What you are asked to do :: Print all of the lines exactly. Any picture among them stays out.

Extracted material ::
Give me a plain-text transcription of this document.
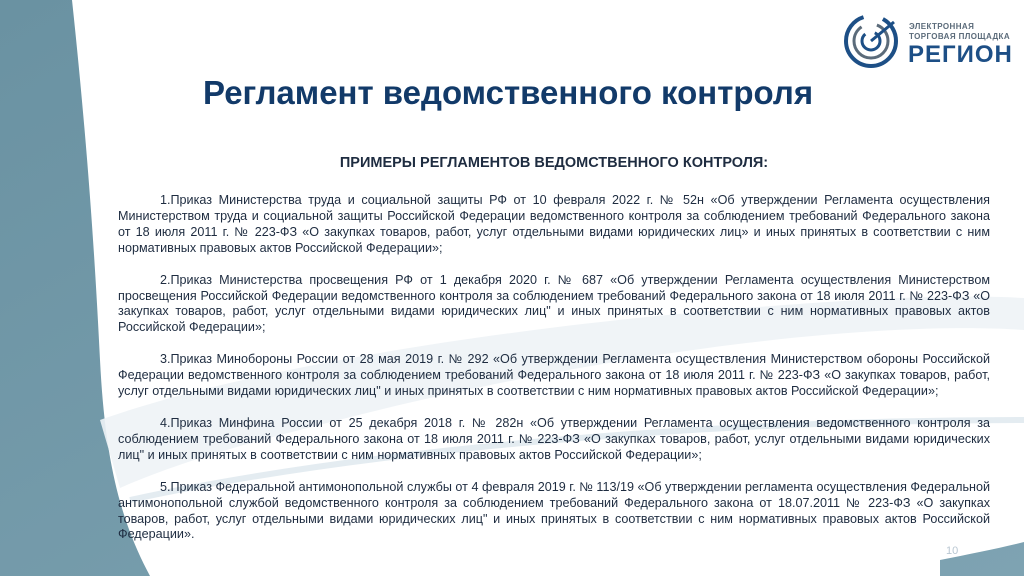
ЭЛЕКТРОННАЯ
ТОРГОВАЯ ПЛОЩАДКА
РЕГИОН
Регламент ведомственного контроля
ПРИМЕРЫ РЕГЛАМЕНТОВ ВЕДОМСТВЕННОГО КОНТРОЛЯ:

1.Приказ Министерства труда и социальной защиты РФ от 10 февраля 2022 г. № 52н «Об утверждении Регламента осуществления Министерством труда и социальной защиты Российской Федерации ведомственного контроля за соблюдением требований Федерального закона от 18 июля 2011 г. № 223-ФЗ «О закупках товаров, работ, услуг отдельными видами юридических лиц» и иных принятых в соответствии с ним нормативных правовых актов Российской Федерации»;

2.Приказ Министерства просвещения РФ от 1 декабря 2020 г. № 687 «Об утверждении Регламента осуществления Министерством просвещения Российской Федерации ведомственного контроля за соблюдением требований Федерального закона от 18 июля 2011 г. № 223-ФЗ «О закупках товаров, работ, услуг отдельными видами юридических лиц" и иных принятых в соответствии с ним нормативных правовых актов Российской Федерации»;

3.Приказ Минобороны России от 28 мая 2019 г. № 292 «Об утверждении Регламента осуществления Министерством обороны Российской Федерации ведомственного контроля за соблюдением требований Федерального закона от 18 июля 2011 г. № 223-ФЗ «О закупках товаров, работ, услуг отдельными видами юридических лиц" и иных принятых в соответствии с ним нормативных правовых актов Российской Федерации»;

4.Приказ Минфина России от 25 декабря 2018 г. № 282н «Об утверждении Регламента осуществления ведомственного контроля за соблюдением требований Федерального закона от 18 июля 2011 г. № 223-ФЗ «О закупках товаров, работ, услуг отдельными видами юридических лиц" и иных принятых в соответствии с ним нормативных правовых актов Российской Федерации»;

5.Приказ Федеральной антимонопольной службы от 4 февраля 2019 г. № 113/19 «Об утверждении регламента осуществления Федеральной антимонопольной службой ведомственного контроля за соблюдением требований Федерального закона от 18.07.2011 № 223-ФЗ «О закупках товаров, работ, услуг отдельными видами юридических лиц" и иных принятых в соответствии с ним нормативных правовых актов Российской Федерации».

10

Exercise output ::
Give me a plain-text transcription of this document.
ЭЛЕКТРОННАЯ
ТОРГОВАЯ ПЛОЩАДКА
РЕГИОН
Регламент ведомственного контроля
ПРИМЕРЫ РЕГЛАМЕНТОВ ВЕДОМСТВЕННОГО КОНТРОЛЯ:

1.Приказ Министерства труда и социальной защиты РФ от 10 февраля 2022 г. № 52н «Об утверждении Регламента осуществления Министерством труда и социальной защиты Российской Федерации ведомственного контроля за соблюдением требований Федерального закона от 18 июля 2011 г. № 223-ФЗ «О закупках товаров, работ, услуг отдельными видами юридических лиц» и иных принятых в соответствии с ним нормативных правовых актов Российской Федерации»;

2.Приказ Министерства просвещения РФ от 1 декабря 2020 г. № 687 «Об утверждении Регламента осуществления Министерством просвещения Российской Федерации ведомственного контроля за соблюдением требований Федерального закона от 18 июля 2011 г. № 223-ФЗ «О закупках товаров, работ, услуг отдельными видами юридических лиц" и иных принятых в соответствии с ним нормативных правовых актов Российской Федерации»;

3.Приказ Минобороны России от 28 мая 2019 г. № 292 «Об утверждении Регламента осуществления Министерством обороны Российской Федерации ведомственного контроля за соблюдением требований Федерального закона от 18 июля 2011 г. № 223-ФЗ «О закупках товаров, работ, услуг отдельными видами юридических лиц" и иных принятых в соответствии с ним нормативных правовых актов Российской Федерации»;

4.Приказ Минфина России от 25 декабря 2018 г. № 282н «Об утверждении Регламента осуществления ведомственного контроля за соблюдением требований Федерального закона от 18 июля 2011 г. № 223-ФЗ «О закупках товаров, работ, услуг отдельными видами юридических лиц" и иных принятых в соответствии с ним нормативных правовых актов Российской Федерации»;

5.Приказ Федеральной антимонопольной службы от 4 февраля 2019 г. № 113/19 «Об утверждении регламента осуществления Федеральной антимонопольной службой ведомственного контроля за соблюдением требований Федерального закона от 18.07.2011 № 223-ФЗ «О закупках товаров, работ, услуг отдельными видами юридических лиц" и иных принятых в соответствии с ним нормативных правовых актов Российской Федерации».

10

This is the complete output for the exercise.